» **PROMPT**
Pick out each line containing the string "project" and copy it.

┌─ THE DATA

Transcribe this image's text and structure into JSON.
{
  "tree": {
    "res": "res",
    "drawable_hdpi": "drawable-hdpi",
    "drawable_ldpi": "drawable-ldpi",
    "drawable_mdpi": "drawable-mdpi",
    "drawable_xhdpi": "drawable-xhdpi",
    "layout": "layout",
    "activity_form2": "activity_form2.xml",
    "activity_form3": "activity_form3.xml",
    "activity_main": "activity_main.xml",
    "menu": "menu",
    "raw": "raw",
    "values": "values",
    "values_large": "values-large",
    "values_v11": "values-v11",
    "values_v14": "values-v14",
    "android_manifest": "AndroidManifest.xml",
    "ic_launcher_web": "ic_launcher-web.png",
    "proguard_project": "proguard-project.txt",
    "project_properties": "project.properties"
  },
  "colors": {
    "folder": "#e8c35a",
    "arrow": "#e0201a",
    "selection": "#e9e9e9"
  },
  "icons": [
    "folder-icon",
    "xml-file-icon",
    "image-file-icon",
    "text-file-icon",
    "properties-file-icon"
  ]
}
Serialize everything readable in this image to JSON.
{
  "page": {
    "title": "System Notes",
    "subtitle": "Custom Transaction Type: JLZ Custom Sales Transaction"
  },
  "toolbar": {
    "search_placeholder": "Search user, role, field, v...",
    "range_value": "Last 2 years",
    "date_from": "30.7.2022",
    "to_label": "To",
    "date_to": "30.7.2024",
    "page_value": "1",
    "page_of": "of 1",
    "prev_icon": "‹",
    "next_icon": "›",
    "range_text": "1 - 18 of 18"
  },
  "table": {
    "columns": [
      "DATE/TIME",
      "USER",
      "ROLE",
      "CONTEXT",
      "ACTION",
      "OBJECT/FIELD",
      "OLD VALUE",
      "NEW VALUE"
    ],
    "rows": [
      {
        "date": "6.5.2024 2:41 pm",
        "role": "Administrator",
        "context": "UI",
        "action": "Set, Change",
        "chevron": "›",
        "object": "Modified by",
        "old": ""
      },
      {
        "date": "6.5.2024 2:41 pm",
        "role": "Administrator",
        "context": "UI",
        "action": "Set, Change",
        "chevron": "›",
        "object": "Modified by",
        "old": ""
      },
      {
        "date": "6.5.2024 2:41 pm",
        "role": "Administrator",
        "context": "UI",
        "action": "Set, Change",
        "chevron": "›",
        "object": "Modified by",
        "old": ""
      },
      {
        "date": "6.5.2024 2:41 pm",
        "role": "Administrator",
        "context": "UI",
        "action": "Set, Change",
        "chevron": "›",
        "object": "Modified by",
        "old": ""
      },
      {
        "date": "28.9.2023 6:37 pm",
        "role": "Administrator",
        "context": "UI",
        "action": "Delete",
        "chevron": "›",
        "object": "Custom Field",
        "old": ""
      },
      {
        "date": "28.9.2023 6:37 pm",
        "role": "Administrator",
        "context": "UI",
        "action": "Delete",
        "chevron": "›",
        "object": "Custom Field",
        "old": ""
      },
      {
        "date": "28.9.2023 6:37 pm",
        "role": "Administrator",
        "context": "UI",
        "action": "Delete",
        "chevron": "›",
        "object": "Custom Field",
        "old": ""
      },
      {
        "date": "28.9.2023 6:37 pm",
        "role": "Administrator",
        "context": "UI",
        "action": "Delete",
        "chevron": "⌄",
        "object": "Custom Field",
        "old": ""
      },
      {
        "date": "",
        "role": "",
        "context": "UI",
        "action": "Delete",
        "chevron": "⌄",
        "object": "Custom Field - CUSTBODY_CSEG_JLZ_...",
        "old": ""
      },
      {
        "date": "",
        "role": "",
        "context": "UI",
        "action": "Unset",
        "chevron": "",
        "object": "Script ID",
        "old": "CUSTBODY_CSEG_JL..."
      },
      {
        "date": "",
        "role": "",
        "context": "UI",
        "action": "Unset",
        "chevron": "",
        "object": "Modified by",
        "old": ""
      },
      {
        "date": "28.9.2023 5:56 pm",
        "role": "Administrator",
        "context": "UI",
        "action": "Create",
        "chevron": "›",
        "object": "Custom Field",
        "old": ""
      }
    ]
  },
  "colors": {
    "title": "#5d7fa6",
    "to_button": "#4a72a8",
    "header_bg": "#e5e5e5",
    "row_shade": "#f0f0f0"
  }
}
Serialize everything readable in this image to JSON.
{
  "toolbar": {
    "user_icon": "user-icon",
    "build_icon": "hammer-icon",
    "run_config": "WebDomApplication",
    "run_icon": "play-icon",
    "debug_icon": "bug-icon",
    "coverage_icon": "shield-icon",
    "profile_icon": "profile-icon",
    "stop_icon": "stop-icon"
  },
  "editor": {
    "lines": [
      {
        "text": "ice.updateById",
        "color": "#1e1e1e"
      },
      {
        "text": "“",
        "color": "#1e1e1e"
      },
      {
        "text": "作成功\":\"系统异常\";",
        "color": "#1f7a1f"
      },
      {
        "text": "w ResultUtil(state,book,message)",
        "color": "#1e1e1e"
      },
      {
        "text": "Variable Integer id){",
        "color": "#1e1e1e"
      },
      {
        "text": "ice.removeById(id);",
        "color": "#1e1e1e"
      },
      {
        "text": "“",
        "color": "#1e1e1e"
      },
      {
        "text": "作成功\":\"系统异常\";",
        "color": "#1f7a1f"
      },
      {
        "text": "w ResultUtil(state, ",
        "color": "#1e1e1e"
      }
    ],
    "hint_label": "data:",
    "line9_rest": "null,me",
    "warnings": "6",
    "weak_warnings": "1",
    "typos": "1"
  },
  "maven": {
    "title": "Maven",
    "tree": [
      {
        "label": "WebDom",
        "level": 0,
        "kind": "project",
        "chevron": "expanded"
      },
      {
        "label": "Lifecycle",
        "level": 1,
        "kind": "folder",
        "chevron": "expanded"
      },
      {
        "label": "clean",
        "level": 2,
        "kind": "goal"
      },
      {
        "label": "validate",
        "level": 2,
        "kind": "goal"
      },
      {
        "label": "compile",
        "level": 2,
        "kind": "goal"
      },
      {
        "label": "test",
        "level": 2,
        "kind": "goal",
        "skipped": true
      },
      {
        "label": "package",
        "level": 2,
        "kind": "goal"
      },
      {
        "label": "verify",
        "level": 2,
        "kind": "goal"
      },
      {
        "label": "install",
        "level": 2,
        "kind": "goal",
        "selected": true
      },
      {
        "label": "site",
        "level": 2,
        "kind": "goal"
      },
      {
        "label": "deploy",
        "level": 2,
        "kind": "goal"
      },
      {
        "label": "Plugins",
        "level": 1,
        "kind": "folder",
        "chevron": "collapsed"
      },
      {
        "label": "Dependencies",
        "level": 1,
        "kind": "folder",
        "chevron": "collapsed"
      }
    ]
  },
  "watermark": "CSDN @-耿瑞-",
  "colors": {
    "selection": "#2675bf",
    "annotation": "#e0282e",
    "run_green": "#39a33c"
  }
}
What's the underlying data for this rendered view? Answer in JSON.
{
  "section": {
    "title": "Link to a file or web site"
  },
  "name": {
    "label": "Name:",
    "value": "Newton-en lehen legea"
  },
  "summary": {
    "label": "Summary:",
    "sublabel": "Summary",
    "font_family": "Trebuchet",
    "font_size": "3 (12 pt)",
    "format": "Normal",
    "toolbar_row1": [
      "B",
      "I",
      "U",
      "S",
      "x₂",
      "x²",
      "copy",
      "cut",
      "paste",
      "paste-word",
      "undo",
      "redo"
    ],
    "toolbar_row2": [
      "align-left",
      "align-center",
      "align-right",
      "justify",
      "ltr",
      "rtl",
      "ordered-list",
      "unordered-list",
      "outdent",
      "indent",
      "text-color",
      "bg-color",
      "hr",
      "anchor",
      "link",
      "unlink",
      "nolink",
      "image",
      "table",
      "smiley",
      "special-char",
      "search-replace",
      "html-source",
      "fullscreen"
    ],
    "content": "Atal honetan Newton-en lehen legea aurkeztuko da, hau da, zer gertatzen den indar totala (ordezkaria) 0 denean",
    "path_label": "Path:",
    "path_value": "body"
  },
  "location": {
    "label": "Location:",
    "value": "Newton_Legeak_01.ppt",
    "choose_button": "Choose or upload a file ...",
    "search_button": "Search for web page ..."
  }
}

└─

» **TASK RESULT**
    "proguard_project": "proguard-project.txt",
    "project_properties": "project.properties"
        "kind": "project",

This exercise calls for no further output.